▸ **Page excerpt**

━━━━

Tuesday, December 07, 2021

Heat (1995 film)


Written and directed by Michael Mann, Heat is the story of a conflict between a LAPD police detective and a career thief as they both deal with their own personal and professional issues with a heist set to take place. Based on a 1989 TV movie directed by Mann called L.A. Takedown, the film is an exploration of two men from different sides of the law as they’re about to embark on a major battle but are also being aware that they’re both approaching the end. Starring Al Pacino, Robert de Niro, Val Kilmer, Tom Sizemore, Diane Venora, Amy Brenneman, Ashley Judd, Mykelti Williamson, Wes Studi, Ted Levine, Natalie Portman, Dennis Haysbert, William Fichtner, Danny Trejo, Tom Noonan, Henry Rollins, and Jon Voight. Heat is a riveting yet exhilarating film from Michael Mann.

━━━━

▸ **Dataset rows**
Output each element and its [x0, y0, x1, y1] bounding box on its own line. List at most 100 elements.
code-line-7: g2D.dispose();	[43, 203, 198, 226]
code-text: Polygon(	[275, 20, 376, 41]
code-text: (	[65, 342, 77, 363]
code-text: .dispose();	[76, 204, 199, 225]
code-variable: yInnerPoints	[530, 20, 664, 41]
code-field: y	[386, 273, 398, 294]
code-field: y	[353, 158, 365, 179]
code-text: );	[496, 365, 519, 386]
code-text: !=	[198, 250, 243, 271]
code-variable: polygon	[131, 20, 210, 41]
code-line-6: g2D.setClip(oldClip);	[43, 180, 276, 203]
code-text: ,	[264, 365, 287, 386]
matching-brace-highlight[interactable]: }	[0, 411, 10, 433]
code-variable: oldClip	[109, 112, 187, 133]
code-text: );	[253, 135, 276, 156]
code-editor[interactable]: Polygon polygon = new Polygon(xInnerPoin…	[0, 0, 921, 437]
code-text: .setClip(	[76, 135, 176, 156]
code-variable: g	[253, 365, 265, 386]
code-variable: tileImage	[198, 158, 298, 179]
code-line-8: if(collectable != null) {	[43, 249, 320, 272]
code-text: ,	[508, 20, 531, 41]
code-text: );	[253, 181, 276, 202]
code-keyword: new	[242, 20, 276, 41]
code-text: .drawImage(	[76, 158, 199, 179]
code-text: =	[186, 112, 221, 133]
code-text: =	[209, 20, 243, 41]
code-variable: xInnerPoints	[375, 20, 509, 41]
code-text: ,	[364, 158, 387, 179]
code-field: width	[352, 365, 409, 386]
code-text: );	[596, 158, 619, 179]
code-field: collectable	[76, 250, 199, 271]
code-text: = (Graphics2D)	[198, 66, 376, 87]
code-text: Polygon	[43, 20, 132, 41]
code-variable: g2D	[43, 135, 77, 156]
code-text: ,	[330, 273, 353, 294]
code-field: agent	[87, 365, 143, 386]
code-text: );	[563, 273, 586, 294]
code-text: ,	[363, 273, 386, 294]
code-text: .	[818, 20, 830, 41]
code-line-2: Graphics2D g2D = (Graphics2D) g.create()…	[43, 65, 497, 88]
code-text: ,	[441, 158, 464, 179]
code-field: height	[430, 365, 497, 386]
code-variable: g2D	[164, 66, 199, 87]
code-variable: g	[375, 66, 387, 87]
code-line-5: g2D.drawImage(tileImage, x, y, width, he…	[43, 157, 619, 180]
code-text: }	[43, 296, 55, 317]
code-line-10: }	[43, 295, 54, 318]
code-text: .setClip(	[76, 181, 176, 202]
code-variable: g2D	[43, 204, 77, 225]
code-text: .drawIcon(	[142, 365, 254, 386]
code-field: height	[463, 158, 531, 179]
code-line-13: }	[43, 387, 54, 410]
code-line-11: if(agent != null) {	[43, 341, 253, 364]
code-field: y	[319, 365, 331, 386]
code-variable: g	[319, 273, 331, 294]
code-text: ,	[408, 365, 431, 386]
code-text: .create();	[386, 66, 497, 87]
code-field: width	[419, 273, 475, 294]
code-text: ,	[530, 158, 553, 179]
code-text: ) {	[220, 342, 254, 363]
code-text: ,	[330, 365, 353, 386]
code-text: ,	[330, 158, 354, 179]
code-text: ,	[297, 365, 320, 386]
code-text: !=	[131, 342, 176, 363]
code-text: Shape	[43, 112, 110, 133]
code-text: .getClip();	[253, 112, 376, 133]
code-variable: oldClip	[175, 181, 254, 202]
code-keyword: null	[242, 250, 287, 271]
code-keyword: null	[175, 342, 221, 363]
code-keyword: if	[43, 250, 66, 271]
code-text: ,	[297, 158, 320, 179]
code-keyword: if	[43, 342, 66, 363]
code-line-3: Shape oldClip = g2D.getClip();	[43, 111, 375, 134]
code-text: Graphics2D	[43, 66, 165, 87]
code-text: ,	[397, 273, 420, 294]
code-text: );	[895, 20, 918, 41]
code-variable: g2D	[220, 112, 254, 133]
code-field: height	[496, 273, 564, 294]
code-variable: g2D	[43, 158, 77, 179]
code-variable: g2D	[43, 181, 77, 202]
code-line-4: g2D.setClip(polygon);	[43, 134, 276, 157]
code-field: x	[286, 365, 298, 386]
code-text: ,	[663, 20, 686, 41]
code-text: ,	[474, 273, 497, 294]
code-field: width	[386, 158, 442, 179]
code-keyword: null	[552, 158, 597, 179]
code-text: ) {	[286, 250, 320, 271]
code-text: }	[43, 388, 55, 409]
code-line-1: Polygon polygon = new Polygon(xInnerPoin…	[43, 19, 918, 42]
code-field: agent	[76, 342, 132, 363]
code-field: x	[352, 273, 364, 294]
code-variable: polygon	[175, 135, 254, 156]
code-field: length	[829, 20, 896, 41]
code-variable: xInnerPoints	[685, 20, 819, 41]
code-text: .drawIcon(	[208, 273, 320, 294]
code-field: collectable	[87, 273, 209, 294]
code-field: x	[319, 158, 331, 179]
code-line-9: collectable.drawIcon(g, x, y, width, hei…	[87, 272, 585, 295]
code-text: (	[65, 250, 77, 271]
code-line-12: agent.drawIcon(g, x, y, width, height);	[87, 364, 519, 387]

━━━━

▸ **Given task A**
Please list every year that appears in the film write-up.
▸ **Given task B**
Reproduce the dataset rows word for word, everything from the first row down to the row containing "66, 199, 87]", with both of those rows included.

▸ **Full output A**
2021, 1995, 1989

▸ **Full output B**
Output each element and its [x0, y0, x1, y1] bounding box on its own line. List at most 100 elements.
code-line-7: g2D.dispose();	[43, 203, 198, 226]
code-text: Polygon(	[275, 20, 376, 41]
code-text: (	[65, 342, 77, 363]
code-text: .dispose();	[76, 204, 199, 225]
code-variable: yInnerPoints	[530, 20, 664, 41]
code-field: y	[386, 273, 398, 294]
code-field: y	[353, 158, 365, 179]
code-text: );	[496, 365, 519, 386]
code-text: !=	[198, 250, 243, 271]
code-variable: polygon	[131, 20, 210, 41]
code-line-6: g2D.setClip(oldClip);	[43, 180, 276, 203]
code-text: ,	[264, 365, 287, 386]
matching-brace-highlight[interactable]: }	[0, 411, 10, 433]
code-variable: oldClip	[109, 112, 187, 133]
code-text: );	[253, 135, 276, 156]
code-editor[interactable]: Polygon polygon = new Polygon(xInnerPoin…	[0, 0, 921, 437]
code-text: .setClip(	[76, 135, 176, 156]
code-variable: g	[253, 365, 265, 386]
code-variable: tileImage	[198, 158, 298, 179]
code-line-8: if(collectable != null) {	[43, 249, 320, 272]
code-text: ,	[508, 20, 531, 41]
code-text: );	[253, 181, 276, 202]
code-keyword: new	[242, 20, 276, 41]
code-text: .drawImage(	[76, 158, 199, 179]
code-text: =	[186, 112, 221, 133]
code-text: =	[209, 20, 243, 41]
code-variable: xInnerPoints	[375, 20, 509, 41]
code-text: ,	[364, 158, 387, 179]
code-field: width	[352, 365, 409, 386]
code-text: );	[596, 158, 619, 179]
code-field: collectable	[76, 250, 199, 271]
code-text: = (Graphics2D)	[198, 66, 376, 87]
code-text: Polygon	[43, 20, 132, 41]
code-variable: g2D	[43, 135, 77, 156]
code-text: ,	[330, 273, 353, 294]
code-field: agent	[87, 365, 143, 386]
code-text: );	[563, 273, 586, 294]
code-text: ,	[363, 273, 386, 294]
code-text: .	[818, 20, 830, 41]
code-line-2: Graphics2D g2D = (Graphics2D) g.create()…	[43, 65, 497, 88]
code-text: ,	[441, 158, 464, 179]
code-field: height	[430, 365, 497, 386]
code-variable: g2D	[164, 66, 199, 87]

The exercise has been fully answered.